(Figure dataset records)
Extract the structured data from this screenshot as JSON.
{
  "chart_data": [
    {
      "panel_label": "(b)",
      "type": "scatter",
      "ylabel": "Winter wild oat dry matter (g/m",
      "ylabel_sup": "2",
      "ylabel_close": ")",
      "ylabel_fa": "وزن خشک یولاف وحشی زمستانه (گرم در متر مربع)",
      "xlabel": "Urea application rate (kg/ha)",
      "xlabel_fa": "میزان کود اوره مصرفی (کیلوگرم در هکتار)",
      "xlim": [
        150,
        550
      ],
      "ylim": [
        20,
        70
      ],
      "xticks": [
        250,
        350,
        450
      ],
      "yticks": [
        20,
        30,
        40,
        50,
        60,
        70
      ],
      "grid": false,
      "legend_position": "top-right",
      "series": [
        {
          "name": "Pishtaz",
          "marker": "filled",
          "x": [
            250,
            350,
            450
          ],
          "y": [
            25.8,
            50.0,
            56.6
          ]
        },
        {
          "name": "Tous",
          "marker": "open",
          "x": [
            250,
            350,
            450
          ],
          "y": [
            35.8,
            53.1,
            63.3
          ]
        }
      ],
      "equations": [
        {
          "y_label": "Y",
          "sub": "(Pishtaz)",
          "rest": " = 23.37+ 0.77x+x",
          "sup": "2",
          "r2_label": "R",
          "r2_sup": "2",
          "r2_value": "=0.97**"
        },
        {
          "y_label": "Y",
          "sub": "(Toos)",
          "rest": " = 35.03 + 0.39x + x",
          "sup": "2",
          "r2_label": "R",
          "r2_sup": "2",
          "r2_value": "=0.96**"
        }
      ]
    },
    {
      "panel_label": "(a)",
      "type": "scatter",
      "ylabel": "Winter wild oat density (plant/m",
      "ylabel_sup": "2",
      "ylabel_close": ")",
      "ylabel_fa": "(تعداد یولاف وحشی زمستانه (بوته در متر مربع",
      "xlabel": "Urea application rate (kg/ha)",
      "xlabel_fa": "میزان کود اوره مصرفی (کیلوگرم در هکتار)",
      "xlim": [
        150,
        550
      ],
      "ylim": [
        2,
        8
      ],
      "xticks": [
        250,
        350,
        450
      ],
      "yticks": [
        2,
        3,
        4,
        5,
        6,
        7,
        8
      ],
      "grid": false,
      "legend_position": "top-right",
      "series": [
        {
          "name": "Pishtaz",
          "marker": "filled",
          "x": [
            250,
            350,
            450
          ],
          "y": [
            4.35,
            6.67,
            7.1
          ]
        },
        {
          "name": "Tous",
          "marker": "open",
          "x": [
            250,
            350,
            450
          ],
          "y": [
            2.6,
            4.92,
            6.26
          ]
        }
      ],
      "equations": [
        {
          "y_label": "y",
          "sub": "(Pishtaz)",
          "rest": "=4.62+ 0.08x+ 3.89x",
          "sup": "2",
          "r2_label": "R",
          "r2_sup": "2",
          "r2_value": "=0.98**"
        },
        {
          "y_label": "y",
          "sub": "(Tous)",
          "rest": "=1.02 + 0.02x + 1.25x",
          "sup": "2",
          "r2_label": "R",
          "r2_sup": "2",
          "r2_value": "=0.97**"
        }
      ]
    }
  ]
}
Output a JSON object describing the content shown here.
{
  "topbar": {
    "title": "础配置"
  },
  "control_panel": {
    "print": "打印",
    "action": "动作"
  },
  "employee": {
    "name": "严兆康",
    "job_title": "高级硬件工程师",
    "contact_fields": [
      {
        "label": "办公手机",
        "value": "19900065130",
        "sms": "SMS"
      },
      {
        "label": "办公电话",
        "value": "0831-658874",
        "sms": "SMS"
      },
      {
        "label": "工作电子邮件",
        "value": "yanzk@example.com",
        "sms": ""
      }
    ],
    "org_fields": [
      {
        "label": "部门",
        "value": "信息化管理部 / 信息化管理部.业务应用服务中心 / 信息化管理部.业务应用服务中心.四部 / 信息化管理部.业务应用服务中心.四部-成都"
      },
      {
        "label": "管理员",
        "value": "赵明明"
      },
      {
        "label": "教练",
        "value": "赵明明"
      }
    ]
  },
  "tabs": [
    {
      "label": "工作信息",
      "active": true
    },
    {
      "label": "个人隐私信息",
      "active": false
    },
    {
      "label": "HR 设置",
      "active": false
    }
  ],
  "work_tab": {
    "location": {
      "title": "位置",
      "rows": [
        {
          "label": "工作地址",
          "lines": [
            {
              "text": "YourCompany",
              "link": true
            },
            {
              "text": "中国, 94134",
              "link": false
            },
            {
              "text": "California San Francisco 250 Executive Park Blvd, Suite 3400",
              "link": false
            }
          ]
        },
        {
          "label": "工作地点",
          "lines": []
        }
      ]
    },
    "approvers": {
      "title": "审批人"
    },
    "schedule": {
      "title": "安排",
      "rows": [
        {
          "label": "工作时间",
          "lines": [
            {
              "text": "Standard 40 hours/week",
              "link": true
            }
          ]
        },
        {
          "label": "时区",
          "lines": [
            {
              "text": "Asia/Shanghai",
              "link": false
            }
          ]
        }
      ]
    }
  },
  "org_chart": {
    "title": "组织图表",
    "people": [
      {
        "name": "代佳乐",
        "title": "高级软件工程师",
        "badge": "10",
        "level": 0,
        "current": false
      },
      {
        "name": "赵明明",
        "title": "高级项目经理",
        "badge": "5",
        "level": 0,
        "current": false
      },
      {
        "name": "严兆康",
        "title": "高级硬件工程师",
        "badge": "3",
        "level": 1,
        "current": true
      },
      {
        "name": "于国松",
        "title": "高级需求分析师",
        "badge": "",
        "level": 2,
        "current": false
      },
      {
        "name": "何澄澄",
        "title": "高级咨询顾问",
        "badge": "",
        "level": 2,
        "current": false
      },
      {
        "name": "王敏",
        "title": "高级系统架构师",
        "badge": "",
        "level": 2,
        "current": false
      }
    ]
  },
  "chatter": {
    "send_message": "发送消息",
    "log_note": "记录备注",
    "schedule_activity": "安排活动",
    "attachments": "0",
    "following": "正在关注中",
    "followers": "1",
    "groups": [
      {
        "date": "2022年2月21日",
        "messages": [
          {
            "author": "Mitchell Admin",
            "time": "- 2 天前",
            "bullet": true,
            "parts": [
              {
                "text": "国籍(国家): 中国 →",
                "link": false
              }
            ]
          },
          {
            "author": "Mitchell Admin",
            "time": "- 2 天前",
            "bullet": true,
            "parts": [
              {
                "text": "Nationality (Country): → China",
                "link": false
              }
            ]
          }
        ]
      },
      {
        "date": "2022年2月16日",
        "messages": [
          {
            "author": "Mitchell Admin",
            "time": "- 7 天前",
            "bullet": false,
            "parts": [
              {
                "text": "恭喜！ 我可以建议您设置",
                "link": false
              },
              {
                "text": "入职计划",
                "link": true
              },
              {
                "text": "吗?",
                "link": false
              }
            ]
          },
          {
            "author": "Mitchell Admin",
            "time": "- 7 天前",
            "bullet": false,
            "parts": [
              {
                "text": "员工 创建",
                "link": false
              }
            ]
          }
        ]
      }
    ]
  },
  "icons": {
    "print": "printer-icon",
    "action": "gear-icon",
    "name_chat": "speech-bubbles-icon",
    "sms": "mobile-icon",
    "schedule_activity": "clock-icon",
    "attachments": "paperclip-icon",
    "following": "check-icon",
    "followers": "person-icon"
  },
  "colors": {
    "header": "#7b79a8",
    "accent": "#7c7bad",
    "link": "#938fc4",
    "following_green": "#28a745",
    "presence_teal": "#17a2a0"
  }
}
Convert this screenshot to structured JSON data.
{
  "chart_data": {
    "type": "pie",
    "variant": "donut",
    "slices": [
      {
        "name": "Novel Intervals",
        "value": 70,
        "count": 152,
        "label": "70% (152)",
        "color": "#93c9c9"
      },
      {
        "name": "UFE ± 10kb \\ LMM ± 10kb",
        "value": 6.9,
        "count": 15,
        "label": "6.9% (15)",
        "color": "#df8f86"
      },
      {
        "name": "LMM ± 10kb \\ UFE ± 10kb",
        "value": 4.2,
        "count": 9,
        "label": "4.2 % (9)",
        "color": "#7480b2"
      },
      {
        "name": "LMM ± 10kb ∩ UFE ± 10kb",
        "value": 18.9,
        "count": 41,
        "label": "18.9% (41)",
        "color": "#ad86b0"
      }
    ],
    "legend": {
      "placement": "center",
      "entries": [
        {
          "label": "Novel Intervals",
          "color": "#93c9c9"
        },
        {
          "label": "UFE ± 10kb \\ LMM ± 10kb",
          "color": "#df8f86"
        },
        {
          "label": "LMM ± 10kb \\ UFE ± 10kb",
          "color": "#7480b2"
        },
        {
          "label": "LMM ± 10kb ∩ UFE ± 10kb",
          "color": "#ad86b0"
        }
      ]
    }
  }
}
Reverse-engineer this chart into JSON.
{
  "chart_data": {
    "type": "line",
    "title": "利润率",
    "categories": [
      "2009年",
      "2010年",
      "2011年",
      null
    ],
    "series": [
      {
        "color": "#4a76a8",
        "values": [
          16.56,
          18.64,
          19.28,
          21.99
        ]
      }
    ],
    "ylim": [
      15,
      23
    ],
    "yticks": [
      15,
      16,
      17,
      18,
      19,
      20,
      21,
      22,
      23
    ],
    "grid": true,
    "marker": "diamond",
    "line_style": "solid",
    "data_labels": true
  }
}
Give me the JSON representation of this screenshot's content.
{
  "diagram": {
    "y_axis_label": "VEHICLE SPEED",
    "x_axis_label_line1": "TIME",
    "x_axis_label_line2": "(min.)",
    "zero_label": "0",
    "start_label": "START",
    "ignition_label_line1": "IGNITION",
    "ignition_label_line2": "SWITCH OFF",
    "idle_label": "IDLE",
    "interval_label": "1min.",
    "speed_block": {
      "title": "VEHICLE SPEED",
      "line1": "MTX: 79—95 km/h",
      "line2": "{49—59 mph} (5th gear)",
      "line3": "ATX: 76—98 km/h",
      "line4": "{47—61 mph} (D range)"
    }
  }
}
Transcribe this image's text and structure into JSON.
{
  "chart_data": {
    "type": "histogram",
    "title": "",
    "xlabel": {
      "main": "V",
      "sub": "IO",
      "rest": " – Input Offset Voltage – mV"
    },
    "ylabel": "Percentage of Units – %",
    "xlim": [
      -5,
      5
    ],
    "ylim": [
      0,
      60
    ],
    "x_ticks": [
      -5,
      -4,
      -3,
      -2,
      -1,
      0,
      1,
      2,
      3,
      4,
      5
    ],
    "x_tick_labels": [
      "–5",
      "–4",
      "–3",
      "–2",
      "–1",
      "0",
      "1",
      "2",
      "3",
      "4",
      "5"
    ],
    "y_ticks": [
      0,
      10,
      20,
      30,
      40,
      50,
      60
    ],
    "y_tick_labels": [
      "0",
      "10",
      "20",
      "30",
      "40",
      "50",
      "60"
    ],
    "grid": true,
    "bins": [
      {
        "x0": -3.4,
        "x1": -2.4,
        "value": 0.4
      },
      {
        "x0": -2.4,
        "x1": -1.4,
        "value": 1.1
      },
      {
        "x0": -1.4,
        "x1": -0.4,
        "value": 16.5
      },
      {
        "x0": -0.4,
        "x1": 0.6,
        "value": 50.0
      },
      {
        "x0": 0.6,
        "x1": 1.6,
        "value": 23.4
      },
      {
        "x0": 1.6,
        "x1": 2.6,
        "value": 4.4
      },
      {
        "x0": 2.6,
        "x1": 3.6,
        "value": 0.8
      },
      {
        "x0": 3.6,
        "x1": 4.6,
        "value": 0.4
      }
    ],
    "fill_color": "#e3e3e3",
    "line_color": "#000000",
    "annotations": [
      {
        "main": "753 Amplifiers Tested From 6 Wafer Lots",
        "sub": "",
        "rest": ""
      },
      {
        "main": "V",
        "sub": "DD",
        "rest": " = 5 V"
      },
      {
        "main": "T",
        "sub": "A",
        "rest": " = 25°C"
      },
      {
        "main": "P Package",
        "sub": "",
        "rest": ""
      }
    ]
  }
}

▸ **What to work on**: Work out how many lines in the records above hold the string "gear", then give only that count.

▸ **Correct answer**: 2